== Short task ==
Copy out each of the following rows word for word, with every character unchanged.

Rows:
☆ ☆ ☆ ☆ ☆
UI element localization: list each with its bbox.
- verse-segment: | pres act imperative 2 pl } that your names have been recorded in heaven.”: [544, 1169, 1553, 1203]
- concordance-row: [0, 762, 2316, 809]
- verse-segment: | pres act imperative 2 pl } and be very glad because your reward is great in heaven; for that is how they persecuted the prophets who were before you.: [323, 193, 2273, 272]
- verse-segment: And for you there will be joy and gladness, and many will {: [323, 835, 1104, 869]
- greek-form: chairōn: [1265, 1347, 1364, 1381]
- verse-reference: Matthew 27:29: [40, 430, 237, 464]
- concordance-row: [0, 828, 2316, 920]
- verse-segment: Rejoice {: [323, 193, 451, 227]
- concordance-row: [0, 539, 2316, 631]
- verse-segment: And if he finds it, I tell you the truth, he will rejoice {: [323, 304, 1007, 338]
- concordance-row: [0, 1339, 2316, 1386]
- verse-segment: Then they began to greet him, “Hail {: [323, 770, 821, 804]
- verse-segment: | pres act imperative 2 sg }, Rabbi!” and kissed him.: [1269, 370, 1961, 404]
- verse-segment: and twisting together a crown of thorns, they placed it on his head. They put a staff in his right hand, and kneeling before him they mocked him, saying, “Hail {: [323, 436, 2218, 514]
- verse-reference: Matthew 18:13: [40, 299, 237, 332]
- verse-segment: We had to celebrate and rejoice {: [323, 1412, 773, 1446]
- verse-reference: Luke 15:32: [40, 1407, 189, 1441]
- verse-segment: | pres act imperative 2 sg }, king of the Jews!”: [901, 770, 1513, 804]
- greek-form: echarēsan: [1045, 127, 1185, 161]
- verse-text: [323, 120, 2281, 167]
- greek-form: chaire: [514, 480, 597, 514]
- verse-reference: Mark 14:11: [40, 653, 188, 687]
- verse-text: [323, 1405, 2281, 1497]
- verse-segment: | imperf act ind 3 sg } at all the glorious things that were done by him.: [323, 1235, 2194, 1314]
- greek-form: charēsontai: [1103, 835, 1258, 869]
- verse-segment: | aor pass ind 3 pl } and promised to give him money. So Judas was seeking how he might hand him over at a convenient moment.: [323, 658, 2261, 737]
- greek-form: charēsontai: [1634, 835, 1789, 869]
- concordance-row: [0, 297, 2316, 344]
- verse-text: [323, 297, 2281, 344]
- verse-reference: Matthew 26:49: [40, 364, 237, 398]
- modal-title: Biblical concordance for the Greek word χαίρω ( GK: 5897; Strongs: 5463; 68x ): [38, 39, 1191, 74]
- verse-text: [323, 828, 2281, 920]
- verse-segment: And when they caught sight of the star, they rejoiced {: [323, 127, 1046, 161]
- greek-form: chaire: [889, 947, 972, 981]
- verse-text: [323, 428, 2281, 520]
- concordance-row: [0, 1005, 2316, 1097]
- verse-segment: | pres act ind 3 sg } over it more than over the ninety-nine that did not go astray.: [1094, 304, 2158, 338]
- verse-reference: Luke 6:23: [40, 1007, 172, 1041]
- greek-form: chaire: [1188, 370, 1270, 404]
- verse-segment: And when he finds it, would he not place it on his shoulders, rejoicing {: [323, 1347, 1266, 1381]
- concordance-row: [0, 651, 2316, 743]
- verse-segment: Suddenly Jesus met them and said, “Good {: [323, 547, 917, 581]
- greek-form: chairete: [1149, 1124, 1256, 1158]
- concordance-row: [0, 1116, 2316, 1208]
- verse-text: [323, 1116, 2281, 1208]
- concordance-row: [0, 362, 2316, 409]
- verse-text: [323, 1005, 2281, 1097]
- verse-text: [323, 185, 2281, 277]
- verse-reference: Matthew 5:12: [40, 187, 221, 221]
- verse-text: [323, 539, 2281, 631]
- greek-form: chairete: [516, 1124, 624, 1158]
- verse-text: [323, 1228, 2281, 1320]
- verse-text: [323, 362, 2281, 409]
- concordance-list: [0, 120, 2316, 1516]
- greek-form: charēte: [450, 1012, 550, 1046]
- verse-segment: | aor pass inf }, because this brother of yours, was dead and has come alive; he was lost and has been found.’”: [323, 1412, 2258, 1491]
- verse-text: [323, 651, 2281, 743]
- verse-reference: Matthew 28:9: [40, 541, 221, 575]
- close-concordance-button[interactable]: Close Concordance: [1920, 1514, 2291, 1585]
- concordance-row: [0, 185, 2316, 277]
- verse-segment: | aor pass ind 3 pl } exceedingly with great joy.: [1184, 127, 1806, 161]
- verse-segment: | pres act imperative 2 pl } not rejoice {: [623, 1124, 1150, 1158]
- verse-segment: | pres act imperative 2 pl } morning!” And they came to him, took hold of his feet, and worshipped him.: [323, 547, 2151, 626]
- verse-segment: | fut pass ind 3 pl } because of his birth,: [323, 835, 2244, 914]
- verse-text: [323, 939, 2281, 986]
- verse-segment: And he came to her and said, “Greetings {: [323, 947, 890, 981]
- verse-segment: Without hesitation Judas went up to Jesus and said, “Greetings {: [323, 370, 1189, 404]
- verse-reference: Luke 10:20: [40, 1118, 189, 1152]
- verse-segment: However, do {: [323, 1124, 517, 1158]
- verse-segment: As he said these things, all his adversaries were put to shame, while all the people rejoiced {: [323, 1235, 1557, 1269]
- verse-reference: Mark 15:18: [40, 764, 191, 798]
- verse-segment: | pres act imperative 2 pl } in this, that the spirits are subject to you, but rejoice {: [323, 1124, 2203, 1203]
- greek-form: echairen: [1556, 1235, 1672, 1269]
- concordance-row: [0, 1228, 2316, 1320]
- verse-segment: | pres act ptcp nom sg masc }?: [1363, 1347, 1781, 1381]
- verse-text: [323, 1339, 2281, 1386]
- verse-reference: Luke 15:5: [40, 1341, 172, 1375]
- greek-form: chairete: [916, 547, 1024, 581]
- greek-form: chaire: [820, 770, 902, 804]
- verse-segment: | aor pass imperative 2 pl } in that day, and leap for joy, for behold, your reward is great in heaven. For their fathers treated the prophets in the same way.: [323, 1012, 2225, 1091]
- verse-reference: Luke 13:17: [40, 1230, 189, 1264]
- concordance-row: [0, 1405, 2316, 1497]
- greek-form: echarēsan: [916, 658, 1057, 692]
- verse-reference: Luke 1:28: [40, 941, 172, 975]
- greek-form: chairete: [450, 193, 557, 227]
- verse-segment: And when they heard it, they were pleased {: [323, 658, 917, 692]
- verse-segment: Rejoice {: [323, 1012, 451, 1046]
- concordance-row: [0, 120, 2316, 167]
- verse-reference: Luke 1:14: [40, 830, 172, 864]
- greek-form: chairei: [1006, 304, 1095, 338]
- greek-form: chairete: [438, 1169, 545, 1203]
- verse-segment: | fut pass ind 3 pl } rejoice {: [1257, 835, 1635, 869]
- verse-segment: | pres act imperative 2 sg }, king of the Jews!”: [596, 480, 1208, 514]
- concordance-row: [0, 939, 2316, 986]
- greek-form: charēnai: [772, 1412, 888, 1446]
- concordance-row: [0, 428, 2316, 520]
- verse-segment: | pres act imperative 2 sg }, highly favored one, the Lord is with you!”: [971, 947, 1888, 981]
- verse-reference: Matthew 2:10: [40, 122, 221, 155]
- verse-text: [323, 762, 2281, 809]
☆ ☆ ☆ ☆ ☆
== Task answer ==
UI element localization: list each with its bbox.
- verse-segment: | pres act imperative 2 pl } that your names have been recorded in heaven.”: [544, 1169, 1553, 1203]
- concordance-row: [0, 762, 2316, 809]
- verse-segment: | pres act imperative 2 pl } and be very glad because your reward is great in heaven; for that is how they persecuted the prophets who were before you.: [323, 193, 2273, 272]
- verse-segment: And for you there will be joy and gladness, and many will {: [323, 835, 1104, 869]
- greek-form: chairōn: [1265, 1347, 1364, 1381]
- verse-reference: Matthew 27:29: [40, 430, 237, 464]
- concordance-row: [0, 828, 2316, 920]
- verse-segment: Rejoice {: [323, 193, 451, 227]
- concordance-row: [0, 539, 2316, 631]
- verse-segment: And if he finds it, I tell you the truth, he will rejoice {: [323, 304, 1007, 338]
- concordance-row: [0, 1339, 2316, 1386]
- verse-segment: Then they began to greet him, “Hail {: [323, 770, 821, 804]
- verse-segment: | pres act imperative 2 sg }, Rabbi!” and kissed him.: [1269, 370, 1961, 404]
- verse-segment: and twisting together a crown of thorns, they placed it on his head. They put a staff in his right hand, and kneeling before him they mocked him, saying, “Hail {: [323, 436, 2218, 514]
- verse-reference: Matthew 18:13: [40, 299, 237, 332]
- verse-segment: We had to celebrate and rejoice {: [323, 1412, 773, 1446]
- verse-reference: Luke 15:32: [40, 1407, 189, 1441]
- verse-segment: | pres act imperative 2 sg }, king of the Jews!”: [901, 770, 1513, 804]
- greek-form: echarēsan: [1045, 127, 1185, 161]
- verse-text: [323, 120, 2281, 167]
- greek-form: chaire: [514, 480, 597, 514]
- verse-reference: Mark 14:11: [40, 653, 188, 687]
- verse-text: [323, 1405, 2281, 1497]
- verse-segment: | imperf act ind 3 sg } at all the glorious things that were done by him.: [323, 1235, 2194, 1314]
- greek-form: charēsontai: [1103, 835, 1258, 869]
- verse-segment: | aor pass ind 3 pl } and promised to give him money. So Judas was seeking how he might hand him over at a convenient moment.: [323, 658, 2261, 737]
- greek-form: charēsontai: [1634, 835, 1789, 869]
- concordance-row: [0, 297, 2316, 344]
- verse-text: [323, 297, 2281, 344]
- verse-reference: Matthew 26:49: [40, 364, 237, 398]
- modal-title: Biblical concordance for the Greek word χαίρω ( GK: 5897; Strongs: 5463; 68x ): [38, 39, 1191, 74]
- verse-text: [323, 828, 2281, 920]
- verse-segment: And when they caught sight of the star, they rejoiced {: [323, 127, 1046, 161]
- greek-form: chaire: [889, 947, 972, 981]
- verse-text: [323, 428, 2281, 520]
- concordance-row: [0, 1005, 2316, 1097]
- verse-segment: | pres act ind 3 sg } over it more than over the ninety-nine that did not go astray.: [1094, 304, 2158, 338]
- verse-reference: Luke 6:23: [40, 1007, 172, 1041]
- greek-form: chaire: [1188, 370, 1270, 404]
- verse-segment: And when he finds it, would he not place it on his shoulders, rejoicing {: [323, 1347, 1266, 1381]
- concordance-row: [0, 651, 2316, 743]
- verse-segment: Suddenly Jesus met them and said, “Good {: [323, 547, 917, 581]
- greek-form: chairete: [1149, 1124, 1256, 1158]
- concordance-row: [0, 1116, 2316, 1208]
- verse-text: [323, 1116, 2281, 1208]
- concordance-row: [0, 362, 2316, 409]
- verse-text: [323, 1005, 2281, 1097]
- verse-text: [323, 185, 2281, 277]
- verse-reference: Matthew 5:12: [40, 187, 221, 221]
- verse-text: [323, 539, 2281, 631]
- greek-form: chairete: [516, 1124, 624, 1158]
- verse-text: [323, 1228, 2281, 1320]
- verse-text: [323, 362, 2281, 409]
- concordance-list: [0, 120, 2316, 1516]
- greek-form: charēte: [450, 1012, 550, 1046]
- verse-segment: | aor pass inf }, because this brother of yours, was dead and has come alive; he was lost and has been found.’”: [323, 1412, 2258, 1491]
- verse-text: [323, 651, 2281, 743]
- verse-reference: Matthew 28:9: [40, 541, 221, 575]
- close-concordance-button[interactable]: Close Concordance: [1920, 1514, 2291, 1585]
- concordance-row: [0, 185, 2316, 277]
- verse-segment: | aor pass ind 3 pl } exceedingly with great joy.: [1184, 127, 1806, 161]
- verse-segment: | pres act imperative 2 pl } not rejoice {: [623, 1124, 1150, 1158]
- verse-segment: | pres act imperative 2 pl } morning!” And they came to him, took hold of his feet, and worshipped him.: [323, 547, 2151, 626]
- verse-segment: | fut pass ind 3 pl } because of his birth,: [323, 835, 2244, 914]
- verse-text: [323, 939, 2281, 986]
- verse-segment: And he came to her and said, “Greetings {: [323, 947, 890, 981]
- verse-segment: Without hesitation Judas went up to Jesus and said, “Greetings {: [323, 370, 1189, 404]
- verse-reference: Luke 10:20: [40, 1118, 189, 1152]
- verse-segment: However, do {: [323, 1124, 517, 1158]
- verse-segment: As he said these things, all his adversaries were put to shame, while all the people rejoiced {: [323, 1235, 1557, 1269]
- verse-reference: Mark 15:18: [40, 764, 191, 798]
- verse-segment: | pres act imperative 2 pl } in this, that the spirits are subject to you, but rejoice {: [323, 1124, 2203, 1203]
- greek-form: echairen: [1556, 1235, 1672, 1269]
- concordance-row: [0, 1228, 2316, 1320]
- verse-segment: | pres act ptcp nom sg masc }?: [1363, 1347, 1781, 1381]
- verse-text: [323, 1339, 2281, 1386]
- verse-reference: Luke 15:5: [40, 1341, 172, 1375]
- greek-form: chairete: [916, 547, 1024, 581]
- greek-form: chaire: [820, 770, 902, 804]
- verse-segment: | aor pass imperative 2 pl } in that day, and leap for joy, for behold, your reward is great in heaven. For their fathers treated the prophets in the same way.: [323, 1012, 2225, 1091]
- verse-reference: Luke 13:17: [40, 1230, 189, 1264]
- concordance-row: [0, 1405, 2316, 1497]
- greek-form: echarēsan: [916, 658, 1057, 692]
- verse-reference: Luke 1:28: [40, 941, 172, 975]
- greek-form: chairete: [450, 193, 557, 227]
- verse-segment: And when they heard it, they were pleased {: [323, 658, 917, 692]
- verse-segment: Rejoice {: [323, 1012, 451, 1046]
- concordance-row: [0, 120, 2316, 167]
- verse-reference: Luke 1:14: [40, 830, 172, 864]
- greek-form: chairei: [1006, 304, 1095, 338]
- greek-form: chairete: [438, 1169, 545, 1203]
- verse-segment: | fut pass ind 3 pl } rejoice {: [1257, 835, 1635, 869]
- verse-segment: | pres act imperative 2 sg }, king of the Jews!”: [596, 480, 1208, 514]
- concordance-row: [0, 939, 2316, 986]
- greek-form: charēnai: [772, 1412, 888, 1446]
- concordance-row: [0, 428, 2316, 520]
- verse-segment: | pres act imperative 2 sg }, highly favored one, the Lord is with you!”: [971, 947, 1888, 981]
- verse-reference: Matthew 2:10: [40, 122, 221, 155]
- verse-text: [323, 762, 2281, 809]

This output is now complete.